■ ENTRIES SHOWN
------------------------------

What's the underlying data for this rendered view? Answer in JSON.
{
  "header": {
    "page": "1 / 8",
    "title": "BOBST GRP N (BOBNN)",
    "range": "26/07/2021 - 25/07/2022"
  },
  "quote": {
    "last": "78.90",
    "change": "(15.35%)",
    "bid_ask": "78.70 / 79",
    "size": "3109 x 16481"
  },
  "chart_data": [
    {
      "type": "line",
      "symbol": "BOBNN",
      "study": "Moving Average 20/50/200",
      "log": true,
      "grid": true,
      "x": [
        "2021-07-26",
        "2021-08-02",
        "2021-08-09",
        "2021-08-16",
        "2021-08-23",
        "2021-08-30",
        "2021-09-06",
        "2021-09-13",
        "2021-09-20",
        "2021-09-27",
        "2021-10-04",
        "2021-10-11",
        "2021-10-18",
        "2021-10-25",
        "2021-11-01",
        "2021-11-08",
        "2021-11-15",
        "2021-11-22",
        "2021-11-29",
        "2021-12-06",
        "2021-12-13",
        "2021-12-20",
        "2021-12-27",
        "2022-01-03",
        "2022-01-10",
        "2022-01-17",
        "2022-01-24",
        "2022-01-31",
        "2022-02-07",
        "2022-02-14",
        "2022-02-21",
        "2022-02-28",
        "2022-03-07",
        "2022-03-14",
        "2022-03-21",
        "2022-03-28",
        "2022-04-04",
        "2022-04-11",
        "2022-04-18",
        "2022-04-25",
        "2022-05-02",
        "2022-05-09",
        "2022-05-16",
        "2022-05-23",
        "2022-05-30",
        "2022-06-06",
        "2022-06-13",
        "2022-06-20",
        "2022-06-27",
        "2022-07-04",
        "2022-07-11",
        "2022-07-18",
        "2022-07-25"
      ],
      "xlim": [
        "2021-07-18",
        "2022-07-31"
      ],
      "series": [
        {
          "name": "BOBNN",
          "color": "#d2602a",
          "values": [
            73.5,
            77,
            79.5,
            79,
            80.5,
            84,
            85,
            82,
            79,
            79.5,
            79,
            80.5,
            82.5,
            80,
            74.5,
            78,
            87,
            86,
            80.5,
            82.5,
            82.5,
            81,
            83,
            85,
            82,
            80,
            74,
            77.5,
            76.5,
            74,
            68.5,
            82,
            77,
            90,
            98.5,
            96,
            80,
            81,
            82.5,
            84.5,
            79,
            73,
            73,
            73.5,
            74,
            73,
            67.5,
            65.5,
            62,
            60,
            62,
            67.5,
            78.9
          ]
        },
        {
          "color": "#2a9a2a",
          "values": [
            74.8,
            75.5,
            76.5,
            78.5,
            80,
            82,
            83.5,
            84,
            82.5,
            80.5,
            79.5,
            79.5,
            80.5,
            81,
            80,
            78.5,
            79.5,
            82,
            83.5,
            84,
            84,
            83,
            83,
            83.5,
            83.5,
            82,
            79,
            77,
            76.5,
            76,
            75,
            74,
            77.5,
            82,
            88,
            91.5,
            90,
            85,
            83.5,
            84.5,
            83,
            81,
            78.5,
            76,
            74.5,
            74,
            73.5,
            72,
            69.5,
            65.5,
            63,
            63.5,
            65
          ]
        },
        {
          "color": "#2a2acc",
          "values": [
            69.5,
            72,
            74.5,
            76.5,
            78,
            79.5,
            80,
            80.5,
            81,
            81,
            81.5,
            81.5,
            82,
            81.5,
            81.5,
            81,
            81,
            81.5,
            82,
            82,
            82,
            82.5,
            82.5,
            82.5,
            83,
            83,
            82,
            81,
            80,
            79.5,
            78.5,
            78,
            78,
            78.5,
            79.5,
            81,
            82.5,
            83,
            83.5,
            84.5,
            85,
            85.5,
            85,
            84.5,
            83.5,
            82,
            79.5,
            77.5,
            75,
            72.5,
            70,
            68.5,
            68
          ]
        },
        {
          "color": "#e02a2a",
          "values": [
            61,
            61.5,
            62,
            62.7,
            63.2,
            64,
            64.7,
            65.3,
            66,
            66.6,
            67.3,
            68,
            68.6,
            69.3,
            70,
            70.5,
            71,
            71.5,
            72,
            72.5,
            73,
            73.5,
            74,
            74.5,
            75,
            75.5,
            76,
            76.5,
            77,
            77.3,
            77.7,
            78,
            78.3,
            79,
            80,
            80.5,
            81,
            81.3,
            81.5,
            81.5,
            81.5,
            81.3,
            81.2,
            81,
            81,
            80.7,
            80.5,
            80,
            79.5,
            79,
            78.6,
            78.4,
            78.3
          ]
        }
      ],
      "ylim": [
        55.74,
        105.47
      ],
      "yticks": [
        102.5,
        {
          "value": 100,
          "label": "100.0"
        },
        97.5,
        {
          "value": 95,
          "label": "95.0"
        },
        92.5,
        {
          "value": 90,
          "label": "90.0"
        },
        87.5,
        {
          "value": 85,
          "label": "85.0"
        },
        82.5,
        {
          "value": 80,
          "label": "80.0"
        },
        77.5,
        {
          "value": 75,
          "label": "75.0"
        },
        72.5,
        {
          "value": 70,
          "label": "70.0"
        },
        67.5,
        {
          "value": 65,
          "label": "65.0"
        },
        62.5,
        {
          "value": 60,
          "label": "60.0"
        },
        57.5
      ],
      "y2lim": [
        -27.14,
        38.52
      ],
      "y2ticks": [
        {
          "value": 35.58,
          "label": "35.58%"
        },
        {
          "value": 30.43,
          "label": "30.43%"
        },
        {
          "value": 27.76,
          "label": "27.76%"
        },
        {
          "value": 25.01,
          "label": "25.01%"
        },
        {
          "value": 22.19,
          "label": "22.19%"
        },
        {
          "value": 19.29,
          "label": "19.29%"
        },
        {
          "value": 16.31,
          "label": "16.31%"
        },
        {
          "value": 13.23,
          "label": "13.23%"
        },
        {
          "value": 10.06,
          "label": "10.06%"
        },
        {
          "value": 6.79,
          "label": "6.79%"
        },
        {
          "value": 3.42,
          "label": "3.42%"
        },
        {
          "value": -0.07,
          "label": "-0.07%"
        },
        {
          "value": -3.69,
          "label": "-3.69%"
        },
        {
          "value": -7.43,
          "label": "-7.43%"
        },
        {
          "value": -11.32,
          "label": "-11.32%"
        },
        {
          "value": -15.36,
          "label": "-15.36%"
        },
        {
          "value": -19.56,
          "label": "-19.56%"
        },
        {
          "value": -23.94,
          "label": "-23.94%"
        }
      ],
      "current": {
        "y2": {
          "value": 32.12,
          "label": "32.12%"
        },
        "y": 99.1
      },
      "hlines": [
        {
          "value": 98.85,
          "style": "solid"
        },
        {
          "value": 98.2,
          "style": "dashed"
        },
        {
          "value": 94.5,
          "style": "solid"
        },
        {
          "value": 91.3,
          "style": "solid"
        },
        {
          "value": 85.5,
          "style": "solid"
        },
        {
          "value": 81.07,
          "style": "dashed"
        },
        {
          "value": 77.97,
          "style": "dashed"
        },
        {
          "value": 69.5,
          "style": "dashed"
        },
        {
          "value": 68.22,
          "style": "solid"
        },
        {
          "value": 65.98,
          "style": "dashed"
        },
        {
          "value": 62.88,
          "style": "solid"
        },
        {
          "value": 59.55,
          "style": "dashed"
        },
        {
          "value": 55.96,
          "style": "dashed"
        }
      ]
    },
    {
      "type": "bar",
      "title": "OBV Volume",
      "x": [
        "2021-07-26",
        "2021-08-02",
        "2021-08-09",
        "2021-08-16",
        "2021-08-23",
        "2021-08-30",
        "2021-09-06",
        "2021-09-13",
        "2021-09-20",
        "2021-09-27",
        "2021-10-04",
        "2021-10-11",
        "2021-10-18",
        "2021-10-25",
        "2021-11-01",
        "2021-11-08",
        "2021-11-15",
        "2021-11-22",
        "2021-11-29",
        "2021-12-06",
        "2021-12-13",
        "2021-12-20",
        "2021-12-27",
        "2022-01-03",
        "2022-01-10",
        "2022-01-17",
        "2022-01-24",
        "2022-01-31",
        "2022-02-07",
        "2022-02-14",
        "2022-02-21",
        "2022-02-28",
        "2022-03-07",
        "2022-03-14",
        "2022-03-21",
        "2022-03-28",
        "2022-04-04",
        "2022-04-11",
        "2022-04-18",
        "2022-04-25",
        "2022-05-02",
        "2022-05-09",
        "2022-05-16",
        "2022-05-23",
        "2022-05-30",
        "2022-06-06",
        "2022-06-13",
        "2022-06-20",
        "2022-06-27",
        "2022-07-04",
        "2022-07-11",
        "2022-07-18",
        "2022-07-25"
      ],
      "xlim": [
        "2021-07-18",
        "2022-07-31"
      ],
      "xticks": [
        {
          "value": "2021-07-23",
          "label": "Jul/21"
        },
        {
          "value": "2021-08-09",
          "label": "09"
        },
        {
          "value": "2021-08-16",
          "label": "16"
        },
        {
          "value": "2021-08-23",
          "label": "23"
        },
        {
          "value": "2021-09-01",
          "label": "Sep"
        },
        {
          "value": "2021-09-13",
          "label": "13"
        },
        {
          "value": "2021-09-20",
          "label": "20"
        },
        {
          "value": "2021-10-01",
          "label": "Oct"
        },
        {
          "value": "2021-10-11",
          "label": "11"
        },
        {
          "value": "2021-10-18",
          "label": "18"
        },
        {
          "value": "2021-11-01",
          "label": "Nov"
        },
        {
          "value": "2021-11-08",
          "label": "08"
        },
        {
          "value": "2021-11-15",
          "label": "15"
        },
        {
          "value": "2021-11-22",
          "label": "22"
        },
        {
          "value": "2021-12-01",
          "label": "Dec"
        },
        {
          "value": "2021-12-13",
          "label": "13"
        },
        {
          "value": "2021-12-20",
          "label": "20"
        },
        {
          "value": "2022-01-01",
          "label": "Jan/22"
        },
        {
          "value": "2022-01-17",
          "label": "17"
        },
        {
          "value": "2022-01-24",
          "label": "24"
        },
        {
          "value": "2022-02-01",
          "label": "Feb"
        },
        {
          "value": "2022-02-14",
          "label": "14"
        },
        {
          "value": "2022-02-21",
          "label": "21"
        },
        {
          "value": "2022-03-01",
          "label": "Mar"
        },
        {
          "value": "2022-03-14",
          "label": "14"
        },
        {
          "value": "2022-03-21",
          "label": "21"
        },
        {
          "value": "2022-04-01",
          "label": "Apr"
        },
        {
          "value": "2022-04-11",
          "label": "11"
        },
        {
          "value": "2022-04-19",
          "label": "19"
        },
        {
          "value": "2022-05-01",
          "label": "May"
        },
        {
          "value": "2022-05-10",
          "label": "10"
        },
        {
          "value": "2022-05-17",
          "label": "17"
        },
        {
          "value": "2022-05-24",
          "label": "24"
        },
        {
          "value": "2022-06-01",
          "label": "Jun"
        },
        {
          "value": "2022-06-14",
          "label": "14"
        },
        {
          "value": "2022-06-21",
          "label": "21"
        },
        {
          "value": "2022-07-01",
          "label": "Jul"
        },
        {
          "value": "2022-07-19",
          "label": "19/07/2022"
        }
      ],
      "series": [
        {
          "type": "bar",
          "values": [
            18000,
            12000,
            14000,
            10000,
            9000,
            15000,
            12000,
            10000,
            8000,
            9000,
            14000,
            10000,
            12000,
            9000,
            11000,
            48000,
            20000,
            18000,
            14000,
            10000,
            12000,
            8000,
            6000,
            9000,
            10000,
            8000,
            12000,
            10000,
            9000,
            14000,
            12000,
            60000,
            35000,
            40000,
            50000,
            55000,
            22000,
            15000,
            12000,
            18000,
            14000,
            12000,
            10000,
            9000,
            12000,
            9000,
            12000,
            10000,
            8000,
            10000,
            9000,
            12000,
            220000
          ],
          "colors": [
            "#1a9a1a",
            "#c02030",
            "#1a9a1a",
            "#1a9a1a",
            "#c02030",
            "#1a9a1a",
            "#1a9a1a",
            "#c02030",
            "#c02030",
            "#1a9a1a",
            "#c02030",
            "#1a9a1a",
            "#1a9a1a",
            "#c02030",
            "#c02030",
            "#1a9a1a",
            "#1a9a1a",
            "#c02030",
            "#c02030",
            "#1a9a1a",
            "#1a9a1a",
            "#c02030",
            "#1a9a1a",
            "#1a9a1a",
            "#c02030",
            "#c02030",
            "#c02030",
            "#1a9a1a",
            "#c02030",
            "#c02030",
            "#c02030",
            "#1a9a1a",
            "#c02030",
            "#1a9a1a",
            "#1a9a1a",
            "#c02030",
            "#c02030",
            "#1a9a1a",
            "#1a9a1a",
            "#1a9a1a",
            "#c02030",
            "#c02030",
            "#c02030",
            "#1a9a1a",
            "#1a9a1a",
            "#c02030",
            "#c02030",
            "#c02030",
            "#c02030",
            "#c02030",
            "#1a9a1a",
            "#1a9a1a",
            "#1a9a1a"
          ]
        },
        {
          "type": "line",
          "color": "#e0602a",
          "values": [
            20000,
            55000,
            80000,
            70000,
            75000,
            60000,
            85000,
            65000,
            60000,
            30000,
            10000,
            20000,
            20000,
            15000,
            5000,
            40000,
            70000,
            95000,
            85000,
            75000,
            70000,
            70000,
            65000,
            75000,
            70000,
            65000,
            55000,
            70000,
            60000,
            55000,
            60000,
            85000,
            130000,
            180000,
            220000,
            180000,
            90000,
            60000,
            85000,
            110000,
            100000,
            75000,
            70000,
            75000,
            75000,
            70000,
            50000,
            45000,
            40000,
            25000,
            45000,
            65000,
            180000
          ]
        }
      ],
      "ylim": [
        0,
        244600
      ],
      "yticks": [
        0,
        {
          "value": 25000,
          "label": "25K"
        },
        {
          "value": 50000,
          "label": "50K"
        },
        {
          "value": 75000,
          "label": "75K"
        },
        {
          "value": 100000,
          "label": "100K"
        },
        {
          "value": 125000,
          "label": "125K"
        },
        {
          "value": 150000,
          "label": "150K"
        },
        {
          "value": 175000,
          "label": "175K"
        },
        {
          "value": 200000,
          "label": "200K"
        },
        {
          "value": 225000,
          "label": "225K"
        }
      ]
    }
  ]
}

------------------------------

■ THE EXERCISE
Copy in full each line that holds the word "title".

■ COMPLETE ANSWER
    "title": "BOBST GRP N (BOBNN)",
      "title": "OBV Volume",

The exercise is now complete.